[Exercise]:
Reproduce, without alteration, the rows from the line containing "Output each element" up to and including the line containing "decorative-waves xyxy=(0,453,963,543)".

[Raw data]:
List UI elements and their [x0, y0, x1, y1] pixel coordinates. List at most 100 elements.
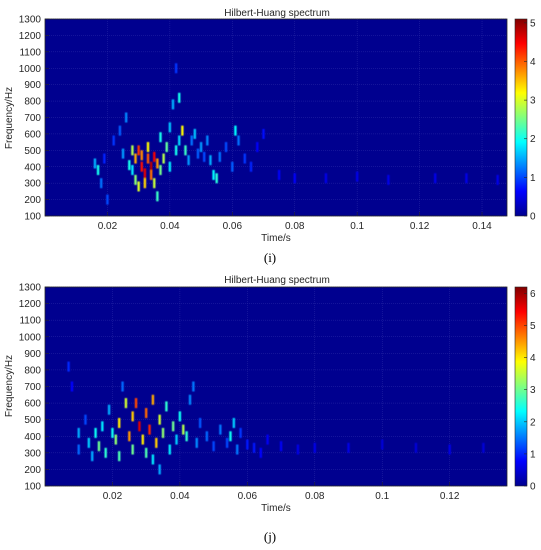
...
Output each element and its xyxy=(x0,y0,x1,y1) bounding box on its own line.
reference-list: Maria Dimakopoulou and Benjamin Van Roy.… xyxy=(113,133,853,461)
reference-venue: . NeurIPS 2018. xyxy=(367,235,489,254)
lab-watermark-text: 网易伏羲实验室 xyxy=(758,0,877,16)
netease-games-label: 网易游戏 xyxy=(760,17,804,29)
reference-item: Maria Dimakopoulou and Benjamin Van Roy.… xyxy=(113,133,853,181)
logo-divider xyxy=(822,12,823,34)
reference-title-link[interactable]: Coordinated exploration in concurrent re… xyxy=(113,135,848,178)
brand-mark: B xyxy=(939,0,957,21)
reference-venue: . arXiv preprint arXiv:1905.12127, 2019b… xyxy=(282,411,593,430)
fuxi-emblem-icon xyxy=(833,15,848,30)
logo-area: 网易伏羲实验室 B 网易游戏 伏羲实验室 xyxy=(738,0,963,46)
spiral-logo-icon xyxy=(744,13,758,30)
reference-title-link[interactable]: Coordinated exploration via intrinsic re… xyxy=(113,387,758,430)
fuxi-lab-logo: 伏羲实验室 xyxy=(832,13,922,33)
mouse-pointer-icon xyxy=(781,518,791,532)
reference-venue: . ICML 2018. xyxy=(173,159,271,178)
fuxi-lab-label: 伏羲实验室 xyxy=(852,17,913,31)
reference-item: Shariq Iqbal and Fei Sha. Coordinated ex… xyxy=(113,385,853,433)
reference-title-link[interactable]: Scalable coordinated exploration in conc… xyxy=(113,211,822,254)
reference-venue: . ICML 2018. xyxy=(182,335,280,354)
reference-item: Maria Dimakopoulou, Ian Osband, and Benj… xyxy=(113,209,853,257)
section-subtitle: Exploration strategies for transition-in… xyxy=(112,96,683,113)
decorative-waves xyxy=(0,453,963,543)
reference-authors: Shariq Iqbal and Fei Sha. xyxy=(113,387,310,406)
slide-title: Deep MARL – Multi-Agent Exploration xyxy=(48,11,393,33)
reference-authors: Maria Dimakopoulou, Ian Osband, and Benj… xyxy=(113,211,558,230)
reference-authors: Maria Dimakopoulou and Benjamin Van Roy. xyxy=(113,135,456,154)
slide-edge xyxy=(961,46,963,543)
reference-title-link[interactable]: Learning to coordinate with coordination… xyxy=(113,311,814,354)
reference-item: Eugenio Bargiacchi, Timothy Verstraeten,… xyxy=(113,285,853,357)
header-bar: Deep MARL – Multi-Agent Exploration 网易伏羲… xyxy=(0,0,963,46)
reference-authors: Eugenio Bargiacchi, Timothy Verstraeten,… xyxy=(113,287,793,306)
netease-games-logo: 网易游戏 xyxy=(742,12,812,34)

[Task response]:
Output each element and its xyxy=(x0,y0,x1,y1) bounding box on its own line.
reference-list: Maria Dimakopoulou and Benjamin Van Roy.… xyxy=(113,133,853,461)
reference-venue: . NeurIPS 2018. xyxy=(367,235,489,254)
lab-watermark-text: 网易伏羲实验室 xyxy=(758,0,877,16)
netease-games-label: 网易游戏 xyxy=(760,17,804,29)
reference-item: Maria Dimakopoulou and Benjamin Van Roy.… xyxy=(113,133,853,181)
logo-divider xyxy=(822,12,823,34)
reference-title-link[interactable]: Coordinated exploration in concurrent re… xyxy=(113,135,848,178)
brand-mark: B xyxy=(939,0,957,21)
reference-venue: . arXiv preprint arXiv:1905.12127, 2019b… xyxy=(282,411,593,430)
fuxi-emblem-icon xyxy=(833,15,848,30)
logo-area: 网易伏羲实验室 B 网易游戏 伏羲实验室 xyxy=(738,0,963,46)
spiral-logo-icon xyxy=(744,13,758,30)
reference-title-link[interactable]: Coordinated exploration via intrinsic re… xyxy=(113,387,758,430)
fuxi-lab-logo: 伏羲实验室 xyxy=(832,13,922,33)
mouse-pointer-icon xyxy=(781,518,791,532)
reference-venue: . ICML 2018. xyxy=(173,159,271,178)
fuxi-lab-label: 伏羲实验室 xyxy=(852,17,913,31)
reference-item: Shariq Iqbal and Fei Sha. Coordinated ex… xyxy=(113,385,853,433)
reference-title-link[interactable]: Scalable coordinated exploration in conc… xyxy=(113,211,822,254)
reference-venue: . ICML 2018. xyxy=(182,335,280,354)
reference-item: Maria Dimakopoulou, Ian Osband, and Benj… xyxy=(113,209,853,257)
section-subtitle: Exploration strategies for transition-in… xyxy=(112,96,683,113)
decorative-waves xyxy=(0,453,963,543)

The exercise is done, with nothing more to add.